• Objective:
Lines containing the string "color" are to be counted; report the total by itself.

_ _ _ _ _

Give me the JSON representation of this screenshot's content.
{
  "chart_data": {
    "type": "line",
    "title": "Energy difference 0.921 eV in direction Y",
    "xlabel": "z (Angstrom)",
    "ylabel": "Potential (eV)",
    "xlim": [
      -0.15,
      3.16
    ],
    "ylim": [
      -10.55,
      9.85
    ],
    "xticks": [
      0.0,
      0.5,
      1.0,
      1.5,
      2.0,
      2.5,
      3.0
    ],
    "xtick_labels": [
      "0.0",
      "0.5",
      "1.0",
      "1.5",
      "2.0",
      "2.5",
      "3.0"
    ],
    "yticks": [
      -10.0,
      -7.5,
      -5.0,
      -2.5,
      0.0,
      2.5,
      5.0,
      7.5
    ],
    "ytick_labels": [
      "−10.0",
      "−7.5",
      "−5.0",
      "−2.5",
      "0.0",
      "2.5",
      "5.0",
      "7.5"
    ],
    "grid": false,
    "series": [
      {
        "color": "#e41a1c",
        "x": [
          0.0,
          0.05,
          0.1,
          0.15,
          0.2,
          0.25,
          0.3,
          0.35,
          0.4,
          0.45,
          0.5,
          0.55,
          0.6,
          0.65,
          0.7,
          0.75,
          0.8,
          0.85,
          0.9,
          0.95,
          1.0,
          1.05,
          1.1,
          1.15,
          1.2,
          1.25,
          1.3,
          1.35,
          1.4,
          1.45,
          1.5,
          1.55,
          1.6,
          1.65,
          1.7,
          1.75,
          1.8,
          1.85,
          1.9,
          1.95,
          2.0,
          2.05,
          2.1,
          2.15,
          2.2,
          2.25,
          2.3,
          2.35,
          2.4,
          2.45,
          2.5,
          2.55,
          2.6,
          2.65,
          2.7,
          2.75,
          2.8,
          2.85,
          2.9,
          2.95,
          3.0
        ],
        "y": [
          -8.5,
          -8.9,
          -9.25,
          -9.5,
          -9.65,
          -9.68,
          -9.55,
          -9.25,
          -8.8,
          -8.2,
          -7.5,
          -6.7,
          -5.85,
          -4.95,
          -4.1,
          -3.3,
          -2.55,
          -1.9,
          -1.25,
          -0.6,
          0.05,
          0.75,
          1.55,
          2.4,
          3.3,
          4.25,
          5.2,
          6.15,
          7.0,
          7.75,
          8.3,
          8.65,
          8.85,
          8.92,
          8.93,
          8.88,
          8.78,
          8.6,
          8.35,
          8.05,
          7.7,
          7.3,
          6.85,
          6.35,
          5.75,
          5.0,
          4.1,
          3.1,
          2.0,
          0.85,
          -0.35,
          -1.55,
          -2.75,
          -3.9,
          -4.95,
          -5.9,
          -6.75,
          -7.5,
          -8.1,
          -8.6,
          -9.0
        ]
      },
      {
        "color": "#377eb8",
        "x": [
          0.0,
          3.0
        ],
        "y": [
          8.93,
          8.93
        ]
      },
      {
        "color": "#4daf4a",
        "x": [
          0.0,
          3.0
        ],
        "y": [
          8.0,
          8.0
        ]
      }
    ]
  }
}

_ _ _ _ _

• Result of this exercise:
3